**What to do:** From the listing below, select every line where the word "questions" appears.

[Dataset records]
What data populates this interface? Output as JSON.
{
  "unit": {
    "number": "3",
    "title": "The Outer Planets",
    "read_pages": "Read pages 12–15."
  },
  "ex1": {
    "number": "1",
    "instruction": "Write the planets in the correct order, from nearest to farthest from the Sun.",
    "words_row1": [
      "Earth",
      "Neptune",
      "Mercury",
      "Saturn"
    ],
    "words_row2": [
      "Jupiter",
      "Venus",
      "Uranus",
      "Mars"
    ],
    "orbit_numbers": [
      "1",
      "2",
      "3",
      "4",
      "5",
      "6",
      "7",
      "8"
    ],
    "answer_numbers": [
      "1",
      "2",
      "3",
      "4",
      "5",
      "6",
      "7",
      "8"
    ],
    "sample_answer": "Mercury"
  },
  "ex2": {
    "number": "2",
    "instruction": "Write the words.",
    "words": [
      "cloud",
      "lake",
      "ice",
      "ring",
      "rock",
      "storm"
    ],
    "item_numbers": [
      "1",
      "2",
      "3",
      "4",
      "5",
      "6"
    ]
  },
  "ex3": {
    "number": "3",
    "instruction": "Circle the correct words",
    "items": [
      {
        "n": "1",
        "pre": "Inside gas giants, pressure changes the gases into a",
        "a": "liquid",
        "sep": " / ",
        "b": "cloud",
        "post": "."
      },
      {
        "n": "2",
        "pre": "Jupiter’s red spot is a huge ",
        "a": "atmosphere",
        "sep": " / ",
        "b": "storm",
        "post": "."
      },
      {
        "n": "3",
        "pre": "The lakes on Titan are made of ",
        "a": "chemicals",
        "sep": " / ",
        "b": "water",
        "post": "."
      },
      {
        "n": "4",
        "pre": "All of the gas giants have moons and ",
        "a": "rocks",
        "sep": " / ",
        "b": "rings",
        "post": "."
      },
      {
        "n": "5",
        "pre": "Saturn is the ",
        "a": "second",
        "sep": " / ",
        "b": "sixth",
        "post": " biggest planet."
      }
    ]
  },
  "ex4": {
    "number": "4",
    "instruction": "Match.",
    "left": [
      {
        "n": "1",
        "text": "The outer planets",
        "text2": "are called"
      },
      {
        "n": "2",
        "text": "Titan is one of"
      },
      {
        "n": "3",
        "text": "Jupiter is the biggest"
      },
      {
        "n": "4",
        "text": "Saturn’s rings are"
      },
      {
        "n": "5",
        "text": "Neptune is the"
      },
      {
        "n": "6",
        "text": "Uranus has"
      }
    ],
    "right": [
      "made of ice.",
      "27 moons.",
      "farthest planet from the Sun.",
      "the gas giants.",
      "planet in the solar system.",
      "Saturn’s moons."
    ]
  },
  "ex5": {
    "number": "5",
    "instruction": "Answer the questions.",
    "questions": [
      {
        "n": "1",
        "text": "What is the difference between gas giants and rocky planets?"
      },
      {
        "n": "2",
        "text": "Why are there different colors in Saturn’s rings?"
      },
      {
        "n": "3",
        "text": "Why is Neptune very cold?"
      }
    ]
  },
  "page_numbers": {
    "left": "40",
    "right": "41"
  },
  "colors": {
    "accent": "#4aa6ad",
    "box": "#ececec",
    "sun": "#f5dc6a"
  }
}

**Final answer:**
    "instruction": "Answer the questions.",
    "questions": [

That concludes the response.